EXERCISE OBJECTIVE — From the listing below, pull out all lines with "impétigo" in them.

MATERIAL FOR THE TASK —
□ □ □ □ □

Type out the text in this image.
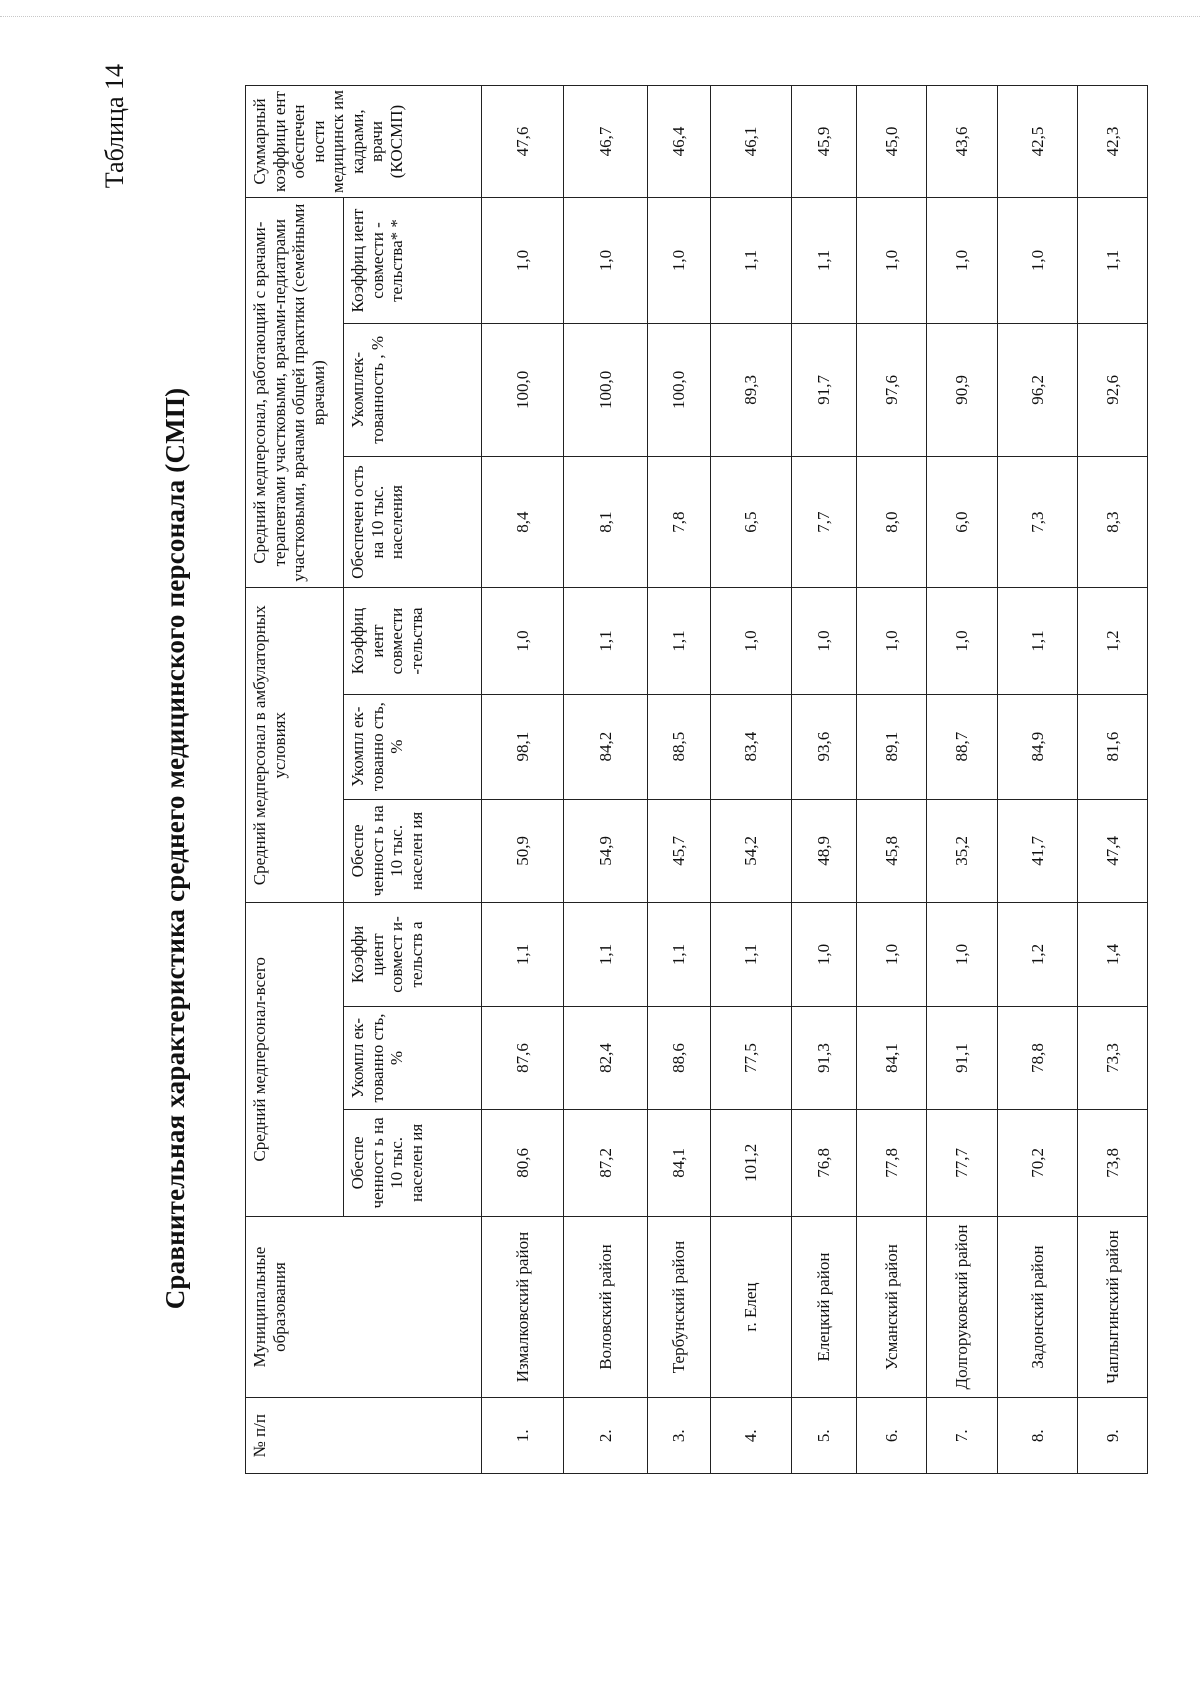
Таблица 14
Сравнительная характеристика среднего медицинского персонала (СМП)
№ п/п	Муниципальные образования	Средний медперсонал-всего			Средний медперсонал в амбулаторных условиях			Средний медперсонал, работающий с врачами-терапевтами участковыми, врачами-педиатрами участковыми, врачами общей практики (семейными врачами)			Суммарный коэффици ент обеспечен ности медицинск им кадрами, врачи (КОСМП)
		Обеспе ченност ь на 10 тыс. населен ия	Укомпл ек- тованно сть, %	Коэффи циент совмест и- тельств а	Обеспе ченност ь на 10 тыс. населен ия	Укомпл ек- тованно сть, %	Коэффиц иент совмести -тельства	Обеспечен ость на 10 тыс. населения	Укомплек- тованность , %	Коэффиц иент совмести - тельства* *	
1.	Измалковский район	80,6	87,6	1,1	50,9	98,1	1,0	8,4	100,0	1,0	47,6
2.	Воловский район	87,2	82,4	1,1	54,9	84,2	1,1	8,1	100,0	1,0	46,7
3.	Тербунский район	84,1	88,6	1,1	45,7	88,5	1,1	7,8	100,0	1,0	46,4
4.	г. Елец	101,2	77,5	1,1	54,2	83,4	1,0	6,5	89,3	1,1	46,1
5.	Елецкий район	76,8	91,3	1,0	48,9	93,6	1,0	7,7	91,7	1,1	45,9
6.	Усманский район	77,8	84,1	1,0	45,8	89,1	1,0	8,0	97,6	1,0	45,0
7.	Долгоруковский район	77,7	91,1	1,0	35,2	88,7	1,0	6,0	90,9	1,0	43,6
8.	Задонский район	70,2	78,8	1,2	41,7	84,9	1,1	7,3	96,2	1,0	42,5
9.	Чаплыгинский район	73,8	73,3	1,4	47,4	81,6	1,2	8,3	92,6	1,1	42,3
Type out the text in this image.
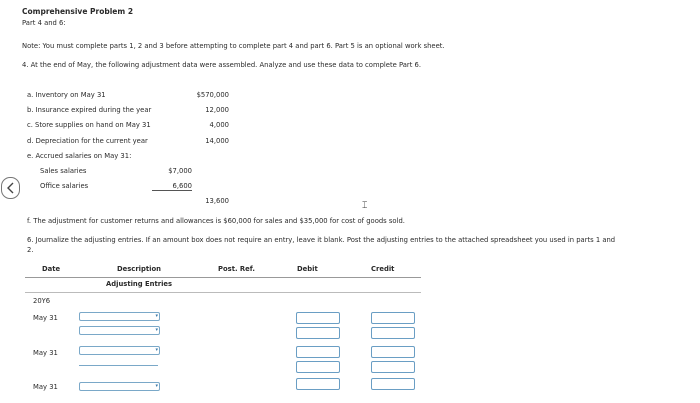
Comprehensive Problem 2
Part 4 and 6:
Note: You must complete parts 1, 2 and 3 before attempting to complete part 4 and part 6. Part 5 is an optional work sheet.
4. At the end of May, the following adjustment data were assembled. Analyze and use these data to complete Part 6.
a. Inventory on May 31	$570,000
b. Insurance expired during the year	12,000
c. Store supplies on hand on May 31	4,000
d. Depreciation for the current year	14,000
e. Accrued salaries on May 31:
Sales salaries	$7,000
Office salaries	6,600
13,600
f. The adjustment for customer returns and allowances is $60,000 for sales and $35,000 for cost of goods sold.
6. Journalize the adjusting entries. If an amount box does not require an entry, leave it blank. Post the adjusting entries to the attached spreadsheet you used in parts 1 and
2.
⌶
Date	Description	Post. Ref.	Debit	Credit
Adjusting Entries
20Y6
May 31	▾
▾
May 31	▾
May 31	▾
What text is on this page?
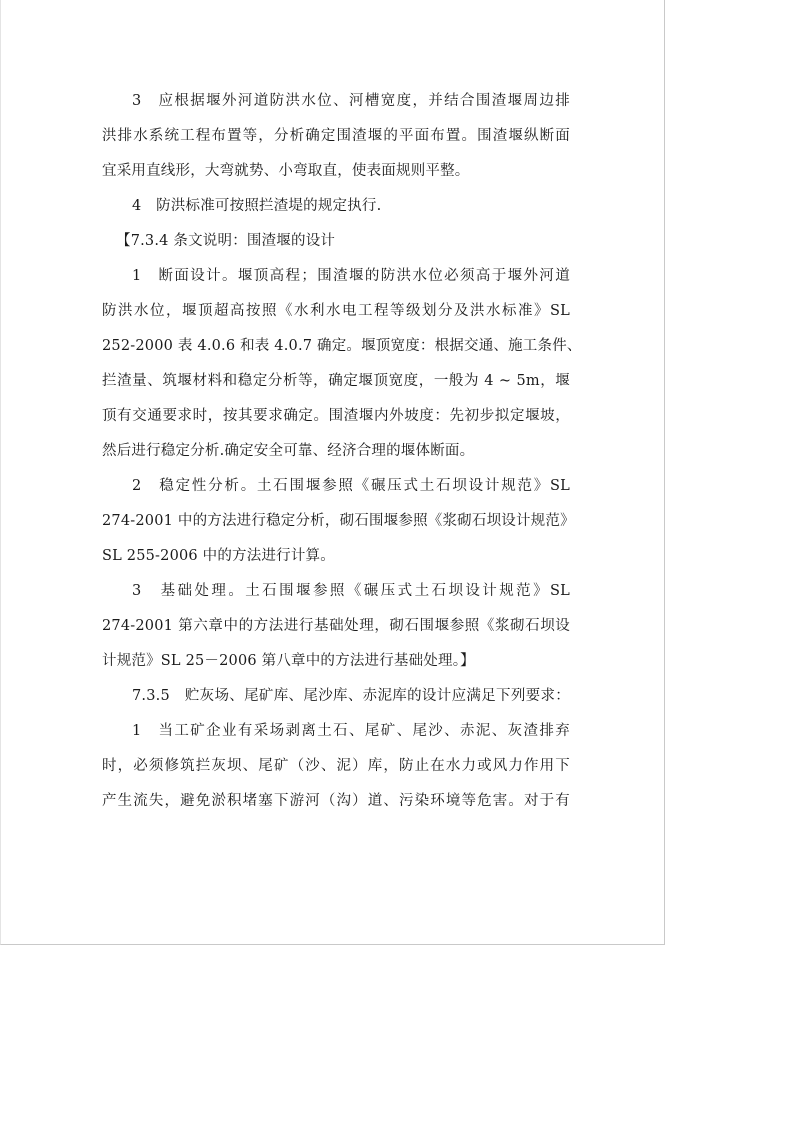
3　应根据堰外河道防洪水位、河槽宽度，并结合围渣堰周边排
洪排水系统工程布置等，分析确定围渣堰的平面布置。围渣堰纵断面
宜采用直线形，大弯就势、小弯取直，使表面规则平整。
4　防洪标准可按照拦渣堤的规定执行.
【7.3.4 条文说明：围渣堰的设计
1　断面设计。堰顶高程；围渣堰的防洪水位必须高于堰外河道
防洪水位，堰顶超高按照《水利水电工程等级划分及洪水标准》SL
252-2000 表 4.0.6 和表 4.0.7 确定。堰顶宽度：根据交通、施工条件、
拦渣量、筑堰材料和稳定分析等，确定堰顶宽度，一般为 4 ~ 5m，堰
顶有交通要求时，按其要求确定。围渣堰内外坡度：先初步拟定堰坡，
然后进行稳定分析.确定安全可靠、经济合理的堰体断面。
2　稳定性分析。土石围堰参照《碾压式土石坝设计规范》SL
274-2001 中的方法进行稳定分析，砌石围堰参照《浆砌石坝设计规范》
SL 255-2006 中的方法进行计算。
3　基础处理。土石围堰参照《碾压式土石坝设计规范》SL
274-2001 第六章中的方法进行基础处理，砌石围堰参照《浆砌石坝设
计规范》SL 25－2006 第八章中的方法进行基础处理。】
7.3.5　贮灰场、尾矿库、尾沙库、赤泥库的设计应满足下列要求：
1　当工矿企业有采场剥离土石、尾矿、尾沙、赤泥、灰渣排弃
时，必须修筑拦灰坝、尾矿（沙、泥）库，防止在水力或风力作用下
产生流失，避免淤积堵塞下游河（沟）道、污染环境等危害。对于有
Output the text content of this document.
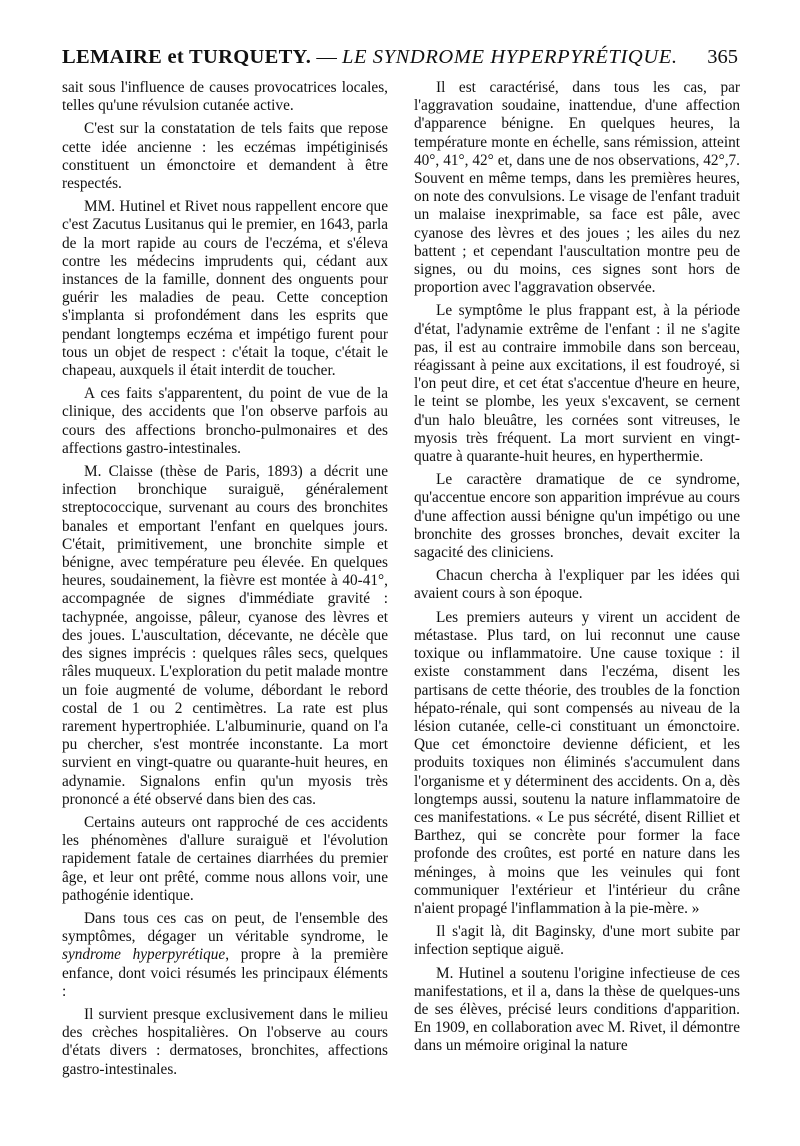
LEMAIRE et TURQUETY. — LE SYNDROME HYPERPYRÉTIQUE. 365

sait sous l'influence de causes provocatrices locales, telles qu'une révulsion cutanée active.

C'est sur la constatation de tels faits que repose cette idée ancienne : les eczémas impétiginisés constituent un émonctoire et demandent à être respectés.

MM. Hutinel et Rivet nous rappellent encore que c'est Zacutus Lusitanus qui le premier, en 1643, parla de la mort rapide au cours de l'eczéma, et s'éleva contre les médecins imprudents qui, cédant aux instances de la famille, donnent des onguents pour guérir les maladies de peau. Cette conception s'implanta si profondément dans les esprits que pendant longtemps eczéma et impétigo furent pour tous un objet de respect : c'était la toque, c'était le chapeau, auxquels il était interdit de toucher.

A ces faits s'apparentent, du point de vue de la clinique, des accidents que l'on observe parfois au cours des affections broncho-pulmonaires et des affections gastro-intestinales.

M. Claisse (thèse de Paris, 1893) a décrit une infection bronchique suraiguë, généralement streptococcique, survenant au cours des bronchites banales et emportant l'enfant en quelques jours. C'était, primitivement, une bronchite simple et bénigne, avec température peu élevée. En quelques heures, soudainement, la fièvre est montée à 40-41°, accompagnée de signes d'immédiate gravité : tachypnée, angoisse, pâleur, cyanose des lèvres et des joues. L'auscultation, décevante, ne décèle que des signes imprécis : quelques râles secs, quelques râles muqueux. L'exploration du petit malade montre un foie augmenté de volume, débordant le rebord costal de 1 ou 2 centimètres. La rate est plus rarement hypertrophiée. L'albuminurie, quand on l'a pu chercher, s'est montrée inconstante. La mort survient en vingt-quatre ou quarante-huit heures, en adynamie. Signalons enfin qu'un myosis très prononcé a été observé dans bien des cas.

Certains auteurs ont rapproché de ces accidents les phénomènes d'allure suraiguë et l'évolution rapidement fatale de certaines diarrhées du premier âge, et leur ont prêté, comme nous allons voir, une pathogénie identique.

Dans tous ces cas on peut, de l'ensemble des symptômes, dégager un véritable syndrome, le syndrome hyperpyrétique, propre à la première enfance, dont voici résumés les principaux éléments :

Il survient presque exclusivement dans le milieu des crèches hospitalières. On l'observe au cours d'états divers : dermatoses, bronchites, affections gastro-intestinales.

Il est caractérisé, dans tous les cas, par l'aggravation soudaine, inattendue, d'une affection d'apparence bénigne. En quelques heures, la température monte en échelle, sans rémission, atteint 40°, 41°, 42° et, dans une de nos observations, 42°,7. Souvent en même temps, dans les premières heures, on note des convulsions. Le visage de l'enfant traduit un malaise inexprimable, sa face est pâle, avec cyanose des lèvres et des joues ; les ailes du nez battent ; et cependant l'auscultation montre peu de signes, ou du moins, ces signes sont hors de proportion avec l'aggravation observée.

Le symptôme le plus frappant est, à la période d'état, l'adynamie extrême de l'enfant : il ne s'agite pas, il est au contraire immobile dans son berceau, réagissant à peine aux excitations, il est foudroyé, si l'on peut dire, et cet état s'accentue d'heure en heure, le teint se plombe, les yeux s'excavent, se cernent d'un halo bleuâtre, les cornées sont vitreuses, le myosis très fréquent. La mort survient en vingt-quatre à quarante-huit heures, en hyperthermie.

Le caractère dramatique de ce syndrome, qu'accentue encore son apparition imprévue au cours d'une affection aussi bénigne qu'un impétigo ou une bronchite des grosses bronches, devait exciter la sagacité des cliniciens.

Chacun chercha à l'expliquer par les idées qui avaient cours à son époque.

Les premiers auteurs y virent un accident de métastase. Plus tard, on lui reconnut une cause toxique ou inflammatoire. Une cause toxique : il existe constamment dans l'eczéma, disent les partisans de cette théorie, des troubles de la fonction hépato-rénale, qui sont compensés au niveau de la lésion cutanée, celle-ci constituant un émonctoire. Que cet émonctoire devienne déficient, et les produits toxiques non éliminés s'accumulent dans l'organisme et y déterminent des accidents. On a, dès longtemps aussi, soutenu la nature inflammatoire de ces manifestations. « Le pus sécrété, disent Rilliet et Barthez, qui se concrète pour former la face profonde des croûtes, est porté en nature dans les méninges, à moins que les veinules qui font communiquer l'extérieur et l'intérieur du crâne n'aient propagé l'inflammation à la pie-mère. »

Il s'agit là, dit Baginsky, d'une mort subite par infection septique aiguë.

M. Hutinel a soutenu l'origine infectieuse de ces manifestations, et il a, dans la thèse de quelques-uns de ses élèves, précisé leurs conditions d'apparition. En 1909, en collaboration avec M. Rivet, il démontre dans un mémoire original la nature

□ □ □ □ □

COMPLETED EXERCISE —
MM. Hutinel et Rivet nous rappellent encore que c'est Zacutus Lusitanus qui le premier, en 1643, parla de la mort rapide au cours de l'eczéma, et s'éleva contre les médecins imprudents qui, cédant aux instances de la famille, donnent des onguents pour guérir les maladies de peau. Cette conception s'implanta si profondément dans les esprits que pendant longtemps eczéma et impétigo furent pour tous un objet de respect : c'était la toque, c'était le chapeau, auxquels il était interdit de toucher.
Le caractère dramatique de ce syndrome, qu'accentue encore son apparition imprévue au cours d'une affection aussi bénigne qu'un impétigo ou une bronchite des grosses bronches, devait exciter la sagacité des cliniciens.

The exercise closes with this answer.